_What you need to do_
Count how many lines contain the word "default". Respond with the number alone.

── Raw data

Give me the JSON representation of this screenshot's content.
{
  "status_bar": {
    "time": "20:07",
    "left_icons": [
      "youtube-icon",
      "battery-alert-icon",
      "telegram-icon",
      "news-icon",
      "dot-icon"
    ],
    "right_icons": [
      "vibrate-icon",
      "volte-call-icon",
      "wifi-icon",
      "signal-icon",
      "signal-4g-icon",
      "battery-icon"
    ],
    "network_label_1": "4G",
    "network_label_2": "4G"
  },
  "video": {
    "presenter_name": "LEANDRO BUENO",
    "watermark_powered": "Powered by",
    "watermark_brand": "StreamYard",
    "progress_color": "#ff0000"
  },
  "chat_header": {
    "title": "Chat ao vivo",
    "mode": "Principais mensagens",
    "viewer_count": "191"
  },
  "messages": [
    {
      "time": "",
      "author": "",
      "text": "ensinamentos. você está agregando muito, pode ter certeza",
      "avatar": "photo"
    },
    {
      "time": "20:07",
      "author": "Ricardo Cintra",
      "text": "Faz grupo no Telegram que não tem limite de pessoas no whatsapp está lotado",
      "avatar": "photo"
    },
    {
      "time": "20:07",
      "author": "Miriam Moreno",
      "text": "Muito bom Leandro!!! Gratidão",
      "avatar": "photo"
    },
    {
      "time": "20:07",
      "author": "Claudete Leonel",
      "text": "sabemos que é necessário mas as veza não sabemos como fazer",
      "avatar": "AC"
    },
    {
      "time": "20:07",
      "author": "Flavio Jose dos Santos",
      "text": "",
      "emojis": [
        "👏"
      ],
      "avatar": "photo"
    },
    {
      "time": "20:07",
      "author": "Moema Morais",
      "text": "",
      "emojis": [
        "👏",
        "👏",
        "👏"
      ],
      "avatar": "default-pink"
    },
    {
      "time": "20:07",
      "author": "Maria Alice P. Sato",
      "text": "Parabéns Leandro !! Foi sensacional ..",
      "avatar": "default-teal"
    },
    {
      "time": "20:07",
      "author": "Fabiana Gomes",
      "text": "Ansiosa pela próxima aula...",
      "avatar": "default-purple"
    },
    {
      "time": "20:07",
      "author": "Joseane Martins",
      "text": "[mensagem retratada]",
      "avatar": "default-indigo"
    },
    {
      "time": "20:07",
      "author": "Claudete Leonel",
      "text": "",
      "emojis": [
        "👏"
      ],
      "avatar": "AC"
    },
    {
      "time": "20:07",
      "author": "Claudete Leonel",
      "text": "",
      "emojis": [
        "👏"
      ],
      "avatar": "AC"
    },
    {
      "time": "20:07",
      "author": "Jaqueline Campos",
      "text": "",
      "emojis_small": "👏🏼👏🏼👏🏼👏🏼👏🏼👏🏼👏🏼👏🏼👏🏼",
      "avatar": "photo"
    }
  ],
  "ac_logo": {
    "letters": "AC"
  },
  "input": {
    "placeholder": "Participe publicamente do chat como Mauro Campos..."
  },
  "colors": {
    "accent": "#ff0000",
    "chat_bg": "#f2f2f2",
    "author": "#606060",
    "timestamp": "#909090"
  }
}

────

_Exercise answer_
4